# YOUR GOAL
Search the data below for "Write"; list each line that holds it.

# MATERIAL FOR THE TASK
+ + + +
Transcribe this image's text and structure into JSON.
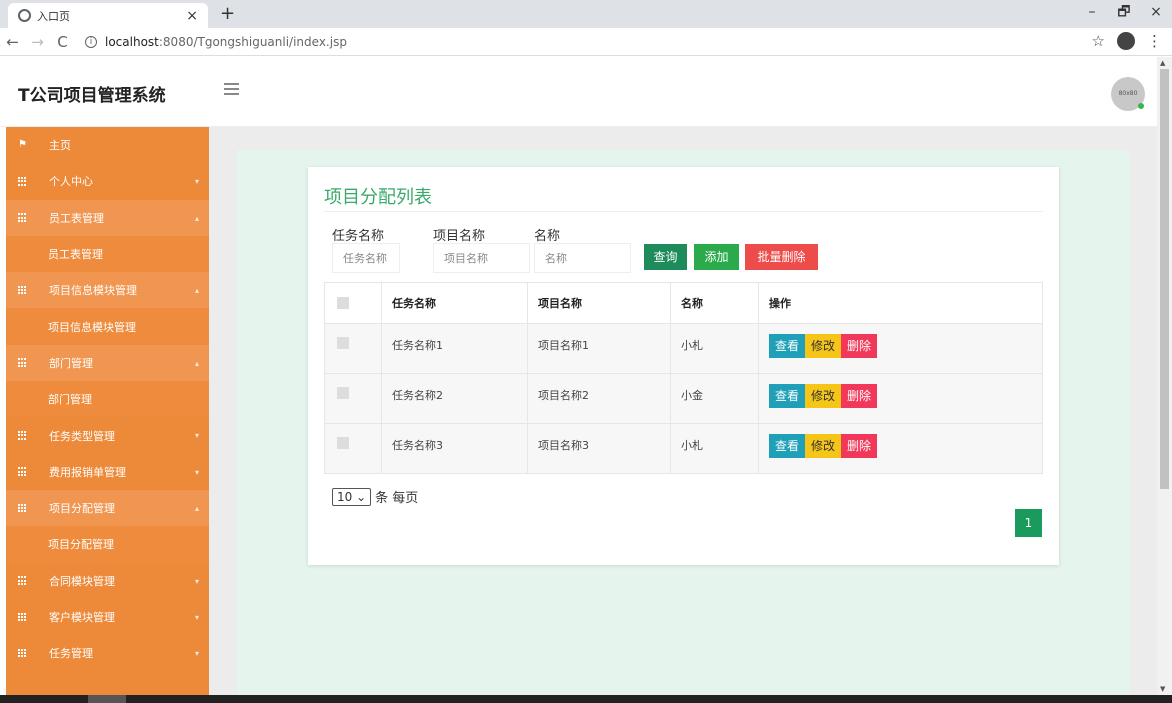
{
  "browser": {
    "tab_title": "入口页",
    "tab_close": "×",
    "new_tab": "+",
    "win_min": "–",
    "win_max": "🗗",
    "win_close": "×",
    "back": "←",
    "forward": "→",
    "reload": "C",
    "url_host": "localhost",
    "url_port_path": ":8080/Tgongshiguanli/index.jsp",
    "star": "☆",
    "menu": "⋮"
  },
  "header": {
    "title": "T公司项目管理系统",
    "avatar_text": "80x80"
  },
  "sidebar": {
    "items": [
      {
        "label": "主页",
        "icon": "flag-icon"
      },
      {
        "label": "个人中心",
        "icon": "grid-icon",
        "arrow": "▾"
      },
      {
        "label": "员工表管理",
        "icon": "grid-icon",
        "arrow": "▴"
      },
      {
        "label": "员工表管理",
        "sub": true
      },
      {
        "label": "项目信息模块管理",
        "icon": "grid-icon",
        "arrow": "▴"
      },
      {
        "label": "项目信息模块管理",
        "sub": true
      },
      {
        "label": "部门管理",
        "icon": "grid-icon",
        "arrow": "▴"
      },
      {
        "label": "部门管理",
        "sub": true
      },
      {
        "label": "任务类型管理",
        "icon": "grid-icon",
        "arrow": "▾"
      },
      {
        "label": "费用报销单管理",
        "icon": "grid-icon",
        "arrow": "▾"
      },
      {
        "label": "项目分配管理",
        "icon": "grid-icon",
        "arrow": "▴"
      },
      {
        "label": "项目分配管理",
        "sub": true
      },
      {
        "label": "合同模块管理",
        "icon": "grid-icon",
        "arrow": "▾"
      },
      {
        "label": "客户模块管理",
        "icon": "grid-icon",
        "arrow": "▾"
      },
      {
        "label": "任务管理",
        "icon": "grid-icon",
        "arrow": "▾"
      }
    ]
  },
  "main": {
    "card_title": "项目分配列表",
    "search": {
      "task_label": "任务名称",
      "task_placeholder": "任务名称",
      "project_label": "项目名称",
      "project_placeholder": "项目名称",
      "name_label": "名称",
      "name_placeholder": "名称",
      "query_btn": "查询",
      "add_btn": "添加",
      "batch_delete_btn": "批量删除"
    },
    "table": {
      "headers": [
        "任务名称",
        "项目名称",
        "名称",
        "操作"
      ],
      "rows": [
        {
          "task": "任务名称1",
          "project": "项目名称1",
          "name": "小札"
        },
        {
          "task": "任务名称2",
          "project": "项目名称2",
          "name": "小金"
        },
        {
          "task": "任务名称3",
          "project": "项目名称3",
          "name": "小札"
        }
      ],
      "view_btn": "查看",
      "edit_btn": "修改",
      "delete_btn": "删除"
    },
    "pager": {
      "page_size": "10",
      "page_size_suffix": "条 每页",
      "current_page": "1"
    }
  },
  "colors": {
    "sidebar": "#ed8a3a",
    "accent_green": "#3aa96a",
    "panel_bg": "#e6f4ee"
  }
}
+ + + +
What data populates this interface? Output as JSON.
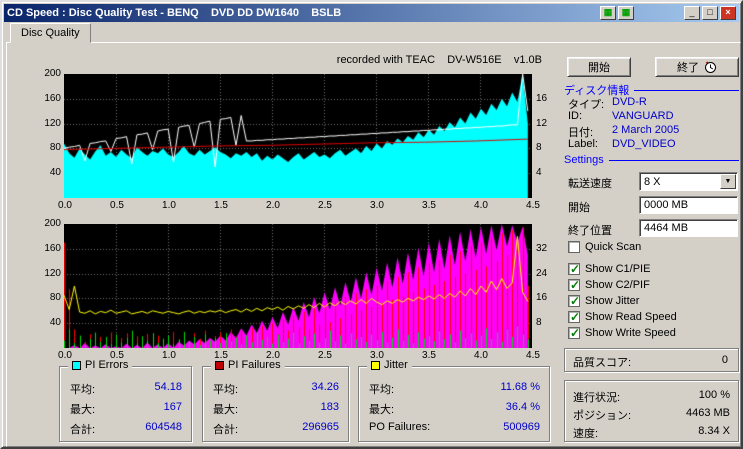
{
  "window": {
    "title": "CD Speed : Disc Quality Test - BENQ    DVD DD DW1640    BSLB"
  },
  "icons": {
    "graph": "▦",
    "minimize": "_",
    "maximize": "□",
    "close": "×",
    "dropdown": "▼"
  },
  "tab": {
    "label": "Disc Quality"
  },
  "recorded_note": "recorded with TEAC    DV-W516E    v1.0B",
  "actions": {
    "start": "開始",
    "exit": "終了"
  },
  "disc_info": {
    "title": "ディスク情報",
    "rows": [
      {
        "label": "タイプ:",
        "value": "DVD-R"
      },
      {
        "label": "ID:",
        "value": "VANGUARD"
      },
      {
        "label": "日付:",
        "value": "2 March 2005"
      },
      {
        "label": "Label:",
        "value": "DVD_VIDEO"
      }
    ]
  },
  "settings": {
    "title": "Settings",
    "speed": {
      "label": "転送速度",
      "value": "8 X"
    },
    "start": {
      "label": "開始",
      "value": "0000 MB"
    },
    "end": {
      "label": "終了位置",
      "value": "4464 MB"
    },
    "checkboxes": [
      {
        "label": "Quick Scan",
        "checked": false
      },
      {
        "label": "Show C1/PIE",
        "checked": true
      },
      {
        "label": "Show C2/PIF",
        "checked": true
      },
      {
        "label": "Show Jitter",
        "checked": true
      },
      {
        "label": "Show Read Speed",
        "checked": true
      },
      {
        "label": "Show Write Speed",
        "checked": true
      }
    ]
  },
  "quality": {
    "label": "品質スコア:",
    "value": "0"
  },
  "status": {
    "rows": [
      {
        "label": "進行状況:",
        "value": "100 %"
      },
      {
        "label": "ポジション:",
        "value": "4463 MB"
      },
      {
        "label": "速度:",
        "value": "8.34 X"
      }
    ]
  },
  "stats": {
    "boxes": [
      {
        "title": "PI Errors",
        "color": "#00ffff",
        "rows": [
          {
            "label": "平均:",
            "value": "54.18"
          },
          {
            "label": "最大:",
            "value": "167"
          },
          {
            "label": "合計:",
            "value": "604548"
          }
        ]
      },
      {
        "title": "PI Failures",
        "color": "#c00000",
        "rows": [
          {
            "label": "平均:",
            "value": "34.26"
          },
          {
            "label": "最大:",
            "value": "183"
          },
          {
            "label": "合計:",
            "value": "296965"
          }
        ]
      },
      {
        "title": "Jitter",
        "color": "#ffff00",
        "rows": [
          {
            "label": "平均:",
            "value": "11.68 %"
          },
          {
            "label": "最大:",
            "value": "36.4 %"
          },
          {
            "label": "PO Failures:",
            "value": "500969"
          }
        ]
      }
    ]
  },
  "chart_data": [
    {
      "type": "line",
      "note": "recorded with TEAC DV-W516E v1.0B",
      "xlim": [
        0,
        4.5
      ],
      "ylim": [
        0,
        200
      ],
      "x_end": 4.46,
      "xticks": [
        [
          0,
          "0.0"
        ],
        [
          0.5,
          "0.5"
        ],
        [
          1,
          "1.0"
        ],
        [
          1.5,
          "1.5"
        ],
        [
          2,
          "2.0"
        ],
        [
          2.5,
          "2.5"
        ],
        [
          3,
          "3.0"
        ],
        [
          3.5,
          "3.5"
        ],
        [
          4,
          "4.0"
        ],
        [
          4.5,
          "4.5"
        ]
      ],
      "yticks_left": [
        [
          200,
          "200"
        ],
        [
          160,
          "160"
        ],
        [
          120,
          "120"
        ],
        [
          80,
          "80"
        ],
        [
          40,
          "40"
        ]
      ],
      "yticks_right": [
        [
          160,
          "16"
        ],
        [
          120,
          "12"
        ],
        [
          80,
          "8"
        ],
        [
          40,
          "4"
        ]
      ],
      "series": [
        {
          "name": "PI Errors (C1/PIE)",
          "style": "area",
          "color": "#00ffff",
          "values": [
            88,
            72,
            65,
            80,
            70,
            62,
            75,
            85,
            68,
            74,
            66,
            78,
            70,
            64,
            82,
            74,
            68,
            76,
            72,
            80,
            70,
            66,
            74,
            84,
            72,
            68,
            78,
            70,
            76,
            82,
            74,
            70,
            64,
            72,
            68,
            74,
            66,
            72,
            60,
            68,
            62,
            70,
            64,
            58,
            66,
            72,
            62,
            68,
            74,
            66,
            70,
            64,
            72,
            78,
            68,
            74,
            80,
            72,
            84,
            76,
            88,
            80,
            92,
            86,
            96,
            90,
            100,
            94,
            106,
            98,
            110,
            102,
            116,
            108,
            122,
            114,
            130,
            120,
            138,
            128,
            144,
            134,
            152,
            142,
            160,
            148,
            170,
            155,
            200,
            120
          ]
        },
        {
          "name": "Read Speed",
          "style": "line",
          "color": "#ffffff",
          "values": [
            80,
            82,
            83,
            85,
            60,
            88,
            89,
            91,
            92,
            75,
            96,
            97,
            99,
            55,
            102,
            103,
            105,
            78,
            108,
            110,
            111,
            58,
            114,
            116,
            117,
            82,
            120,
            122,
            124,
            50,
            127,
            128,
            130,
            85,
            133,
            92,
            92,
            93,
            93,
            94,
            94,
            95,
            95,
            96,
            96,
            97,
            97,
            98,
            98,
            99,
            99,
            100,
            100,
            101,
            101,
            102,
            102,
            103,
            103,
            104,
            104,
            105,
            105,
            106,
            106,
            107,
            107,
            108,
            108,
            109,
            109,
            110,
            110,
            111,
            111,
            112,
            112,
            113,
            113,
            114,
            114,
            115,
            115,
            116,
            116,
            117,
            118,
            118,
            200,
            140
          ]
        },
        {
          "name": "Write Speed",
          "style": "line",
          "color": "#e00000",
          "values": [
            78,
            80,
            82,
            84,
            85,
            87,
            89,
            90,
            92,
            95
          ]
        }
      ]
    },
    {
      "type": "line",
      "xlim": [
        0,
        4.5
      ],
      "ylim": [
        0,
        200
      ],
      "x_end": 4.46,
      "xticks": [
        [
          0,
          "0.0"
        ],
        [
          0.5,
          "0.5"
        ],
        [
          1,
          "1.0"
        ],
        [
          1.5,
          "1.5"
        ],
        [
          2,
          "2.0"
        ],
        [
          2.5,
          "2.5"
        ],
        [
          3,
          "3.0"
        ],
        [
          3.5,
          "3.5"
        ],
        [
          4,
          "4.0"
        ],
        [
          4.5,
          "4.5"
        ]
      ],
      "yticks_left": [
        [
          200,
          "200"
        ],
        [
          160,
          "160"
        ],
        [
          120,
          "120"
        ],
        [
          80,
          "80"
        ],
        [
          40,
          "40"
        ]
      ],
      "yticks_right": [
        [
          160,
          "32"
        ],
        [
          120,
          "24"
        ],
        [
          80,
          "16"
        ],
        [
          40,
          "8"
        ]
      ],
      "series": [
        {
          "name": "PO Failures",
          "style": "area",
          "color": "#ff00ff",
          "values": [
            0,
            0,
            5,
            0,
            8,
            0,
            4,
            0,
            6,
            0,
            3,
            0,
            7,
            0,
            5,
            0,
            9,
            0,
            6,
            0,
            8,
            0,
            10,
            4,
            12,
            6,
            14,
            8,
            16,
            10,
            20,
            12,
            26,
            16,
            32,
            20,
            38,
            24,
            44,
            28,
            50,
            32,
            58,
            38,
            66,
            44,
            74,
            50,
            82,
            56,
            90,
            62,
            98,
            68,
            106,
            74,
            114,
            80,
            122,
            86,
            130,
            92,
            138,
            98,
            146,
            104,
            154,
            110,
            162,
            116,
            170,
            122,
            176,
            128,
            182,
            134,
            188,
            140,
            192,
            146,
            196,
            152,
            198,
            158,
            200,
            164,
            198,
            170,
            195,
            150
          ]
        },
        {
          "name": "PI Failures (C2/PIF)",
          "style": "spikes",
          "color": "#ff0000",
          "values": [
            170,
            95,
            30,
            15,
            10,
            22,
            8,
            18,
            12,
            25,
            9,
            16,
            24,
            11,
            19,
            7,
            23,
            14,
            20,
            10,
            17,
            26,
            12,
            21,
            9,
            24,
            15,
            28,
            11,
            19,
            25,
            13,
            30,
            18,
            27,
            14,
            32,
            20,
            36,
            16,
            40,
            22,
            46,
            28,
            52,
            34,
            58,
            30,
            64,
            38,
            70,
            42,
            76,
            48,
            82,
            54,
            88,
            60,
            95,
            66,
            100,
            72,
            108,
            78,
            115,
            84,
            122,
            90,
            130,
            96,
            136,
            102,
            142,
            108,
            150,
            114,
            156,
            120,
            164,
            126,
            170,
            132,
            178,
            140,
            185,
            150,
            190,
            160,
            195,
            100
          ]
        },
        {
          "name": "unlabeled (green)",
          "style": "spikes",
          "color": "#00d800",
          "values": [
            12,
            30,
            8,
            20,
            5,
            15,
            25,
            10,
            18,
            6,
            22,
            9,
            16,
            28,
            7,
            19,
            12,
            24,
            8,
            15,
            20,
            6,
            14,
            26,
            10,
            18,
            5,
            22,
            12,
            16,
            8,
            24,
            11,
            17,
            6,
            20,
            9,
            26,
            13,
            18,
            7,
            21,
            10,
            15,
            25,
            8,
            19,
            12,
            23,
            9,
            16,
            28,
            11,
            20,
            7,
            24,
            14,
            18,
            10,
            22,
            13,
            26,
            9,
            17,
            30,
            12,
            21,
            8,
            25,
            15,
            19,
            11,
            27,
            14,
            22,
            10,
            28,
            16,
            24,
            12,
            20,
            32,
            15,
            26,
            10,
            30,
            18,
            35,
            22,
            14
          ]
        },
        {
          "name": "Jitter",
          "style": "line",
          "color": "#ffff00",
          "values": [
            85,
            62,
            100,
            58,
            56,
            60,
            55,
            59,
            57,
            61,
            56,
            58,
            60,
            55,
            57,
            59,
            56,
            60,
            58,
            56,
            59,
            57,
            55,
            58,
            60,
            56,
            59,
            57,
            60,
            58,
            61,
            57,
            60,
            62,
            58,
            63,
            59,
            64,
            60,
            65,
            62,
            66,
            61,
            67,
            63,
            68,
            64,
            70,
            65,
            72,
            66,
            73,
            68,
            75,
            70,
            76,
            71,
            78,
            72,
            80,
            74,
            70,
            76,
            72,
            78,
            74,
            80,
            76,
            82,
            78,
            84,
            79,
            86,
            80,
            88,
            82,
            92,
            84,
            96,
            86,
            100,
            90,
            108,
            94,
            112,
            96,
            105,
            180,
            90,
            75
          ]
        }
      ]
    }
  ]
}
+ + + +
# RESPONSE TO THIS TASK
        "label": "Show Write Speed",
          "name": "Write Speed",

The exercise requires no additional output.